Task directions: Every entry needs to be reproduced exactly.
Start
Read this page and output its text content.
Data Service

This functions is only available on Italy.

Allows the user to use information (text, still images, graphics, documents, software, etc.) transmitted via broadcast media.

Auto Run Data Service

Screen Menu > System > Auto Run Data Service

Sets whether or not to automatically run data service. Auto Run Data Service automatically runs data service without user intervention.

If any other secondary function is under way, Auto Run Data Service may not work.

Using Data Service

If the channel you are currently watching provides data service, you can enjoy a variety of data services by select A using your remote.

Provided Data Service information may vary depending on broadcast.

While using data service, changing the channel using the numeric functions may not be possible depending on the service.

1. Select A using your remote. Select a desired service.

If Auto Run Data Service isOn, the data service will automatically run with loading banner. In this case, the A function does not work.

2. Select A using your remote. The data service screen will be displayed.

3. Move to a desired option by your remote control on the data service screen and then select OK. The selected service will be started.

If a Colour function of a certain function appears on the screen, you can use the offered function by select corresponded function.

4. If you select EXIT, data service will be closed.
End
The completed task:
Read this page and output its text content.
Data Service

This functions is only available on Italy.

Allows the user to use information (text, still images, graphics, documents, software, etc.) transmitted via broadcast media.

Auto Run Data Service

Screen Menu > System > Auto Run Data Service

Sets whether or not to automatically run data service. Auto Run Data Service automatically runs data service without user intervention.

If any other secondary function is under way, Auto Run Data Service may not work.

Using Data Service

If the channel you are currently watching provides data service, you can enjoy a variety of data services by select A using your remote.

Provided Data Service information may vary depending on broadcast.

While using data service, changing the channel using the numeric functions may not be possible depending on the service.

1. Select A using your remote. Select a desired service.

If Auto Run Data Service isOn, the data service will automatically run with loading banner. In this case, the A function does not work.

2. Select A using your remote. The data service screen will be displayed.

3. Move to a desired option by your remote control on the data service screen and then select OK. The selected service will be started.

If a Colour function of a certain function appears on the screen, you can use the offered function by select corresponded function.

4. If you select EXIT, data service will be closed.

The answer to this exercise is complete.